**LISTING:**
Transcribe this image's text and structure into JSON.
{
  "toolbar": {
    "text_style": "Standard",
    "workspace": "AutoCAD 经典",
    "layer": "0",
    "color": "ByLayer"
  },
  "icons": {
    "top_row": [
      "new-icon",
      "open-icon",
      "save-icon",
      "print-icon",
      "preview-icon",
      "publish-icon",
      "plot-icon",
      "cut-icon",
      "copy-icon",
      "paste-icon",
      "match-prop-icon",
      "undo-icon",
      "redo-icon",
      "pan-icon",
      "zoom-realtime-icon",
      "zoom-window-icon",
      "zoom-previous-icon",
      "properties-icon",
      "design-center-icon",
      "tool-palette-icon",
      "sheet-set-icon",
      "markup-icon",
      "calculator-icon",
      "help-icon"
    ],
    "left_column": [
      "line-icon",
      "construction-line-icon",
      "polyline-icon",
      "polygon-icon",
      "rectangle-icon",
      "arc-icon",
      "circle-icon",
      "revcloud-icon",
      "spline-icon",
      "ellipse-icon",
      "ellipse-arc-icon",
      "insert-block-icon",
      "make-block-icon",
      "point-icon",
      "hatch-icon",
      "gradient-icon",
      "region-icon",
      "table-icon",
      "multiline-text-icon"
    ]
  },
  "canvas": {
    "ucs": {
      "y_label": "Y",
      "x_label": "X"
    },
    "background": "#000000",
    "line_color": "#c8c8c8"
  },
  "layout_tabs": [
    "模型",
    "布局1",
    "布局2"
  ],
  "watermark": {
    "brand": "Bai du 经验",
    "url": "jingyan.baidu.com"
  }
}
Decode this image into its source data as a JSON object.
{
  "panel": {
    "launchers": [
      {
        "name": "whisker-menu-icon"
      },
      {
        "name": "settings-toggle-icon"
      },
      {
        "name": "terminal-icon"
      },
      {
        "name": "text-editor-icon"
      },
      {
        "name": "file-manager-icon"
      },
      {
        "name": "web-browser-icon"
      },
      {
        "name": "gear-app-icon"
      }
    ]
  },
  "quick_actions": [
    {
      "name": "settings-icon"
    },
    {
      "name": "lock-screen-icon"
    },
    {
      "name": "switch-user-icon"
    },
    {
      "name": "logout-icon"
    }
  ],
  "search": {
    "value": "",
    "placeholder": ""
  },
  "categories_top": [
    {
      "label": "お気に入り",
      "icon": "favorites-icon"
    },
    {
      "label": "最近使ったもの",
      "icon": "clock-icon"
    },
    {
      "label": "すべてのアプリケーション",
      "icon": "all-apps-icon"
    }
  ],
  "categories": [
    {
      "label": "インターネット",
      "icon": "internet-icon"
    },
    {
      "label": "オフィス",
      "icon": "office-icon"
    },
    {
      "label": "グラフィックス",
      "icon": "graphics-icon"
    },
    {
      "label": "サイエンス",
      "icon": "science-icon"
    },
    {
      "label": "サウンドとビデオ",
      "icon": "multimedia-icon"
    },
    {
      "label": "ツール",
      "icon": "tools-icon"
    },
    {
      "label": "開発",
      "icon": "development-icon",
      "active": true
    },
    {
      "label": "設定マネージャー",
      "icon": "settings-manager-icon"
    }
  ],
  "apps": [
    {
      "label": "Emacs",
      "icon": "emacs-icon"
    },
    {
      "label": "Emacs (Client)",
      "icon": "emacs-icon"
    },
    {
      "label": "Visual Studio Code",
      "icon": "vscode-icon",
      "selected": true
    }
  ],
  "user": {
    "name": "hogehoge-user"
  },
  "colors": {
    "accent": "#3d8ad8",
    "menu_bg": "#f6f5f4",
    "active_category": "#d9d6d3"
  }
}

**YOUR INSTRUCTIONS:** Write the data from above out again, exactly.

**EXERCISE SOLUTION:**
Transcribe this image's text and structure into JSON.
{
  "toolbar": {
    "text_style": "Standard",
    "workspace": "AutoCAD 经典",
    "layer": "0",
    "color": "ByLayer"
  },
  "icons": {
    "top_row": [
      "new-icon",
      "open-icon",
      "save-icon",
      "print-icon",
      "preview-icon",
      "publish-icon",
      "plot-icon",
      "cut-icon",
      "copy-icon",
      "paste-icon",
      "match-prop-icon",
      "undo-icon",
      "redo-icon",
      "pan-icon",
      "zoom-realtime-icon",
      "zoom-window-icon",
      "zoom-previous-icon",
      "properties-icon",
      "design-center-icon",
      "tool-palette-icon",
      "sheet-set-icon",
      "markup-icon",
      "calculator-icon",
      "help-icon"
    ],
    "left_column": [
      "line-icon",
      "construction-line-icon",
      "polyline-icon",
      "polygon-icon",
      "rectangle-icon",
      "arc-icon",
      "circle-icon",
      "revcloud-icon",
      "spline-icon",
      "ellipse-icon",
      "ellipse-arc-icon",
      "insert-block-icon",
      "make-block-icon",
      "point-icon",
      "hatch-icon",
      "gradient-icon",
      "region-icon",
      "table-icon",
      "multiline-text-icon"
    ]
  },
  "canvas": {
    "ucs": {
      "y_label": "Y",
      "x_label": "X"
    },
    "background": "#000000",
    "line_color": "#c8c8c8"
  },
  "layout_tabs": [
    "模型",
    "布局1",
    "布局2"
  ],
  "watermark": {
    "brand": "Bai du 经验",
    "url": "jingyan.baidu.com"
  }
}
Decode this image into its source data as a JSON object.
{
  "panel": {
    "launchers": [
      {
        "name": "whisker-menu-icon"
      },
      {
        "name": "settings-toggle-icon"
      },
      {
        "name": "terminal-icon"
      },
      {
        "name": "text-editor-icon"
      },
      {
        "name": "file-manager-icon"
      },
      {
        "name": "web-browser-icon"
      },
      {
        "name": "gear-app-icon"
      }
    ]
  },
  "quick_actions": [
    {
      "name": "settings-icon"
    },
    {
      "name": "lock-screen-icon"
    },
    {
      "name": "switch-user-icon"
    },
    {
      "name": "logout-icon"
    }
  ],
  "search": {
    "value": "",
    "placeholder": ""
  },
  "categories_top": [
    {
      "label": "お気に入り",
      "icon": "favorites-icon"
    },
    {
      "label": "最近使ったもの",
      "icon": "clock-icon"
    },
    {
      "label": "すべてのアプリケーション",
      "icon": "all-apps-icon"
    }
  ],
  "categories": [
    {
      "label": "インターネット",
      "icon": "internet-icon"
    },
    {
      "label": "オフィス",
      "icon": "office-icon"
    },
    {
      "label": "グラフィックス",
      "icon": "graphics-icon"
    },
    {
      "label": "サイエンス",
      "icon": "science-icon"
    },
    {
      "label": "サウンドとビデオ",
      "icon": "multimedia-icon"
    },
    {
      "label": "ツール",
      "icon": "tools-icon"
    },
    {
      "label": "開発",
      "icon": "development-icon",
      "active": true
    },
    {
      "label": "設定マネージャー",
      "icon": "settings-manager-icon"
    }
  ],
  "apps": [
    {
      "label": "Emacs",
      "icon": "emacs-icon"
    },
    {
      "label": "Emacs (Client)",
      "icon": "emacs-icon"
    },
    {
      "label": "Visual Studio Code",
      "icon": "vscode-icon",
      "selected": true
    }
  ],
  "user": {
    "name": "hogehoge-user"
  },
  "colors": {
    "accent": "#3d8ad8",
    "menu_bg": "#f6f5f4",
    "active_category": "#d9d6d3"
  }
}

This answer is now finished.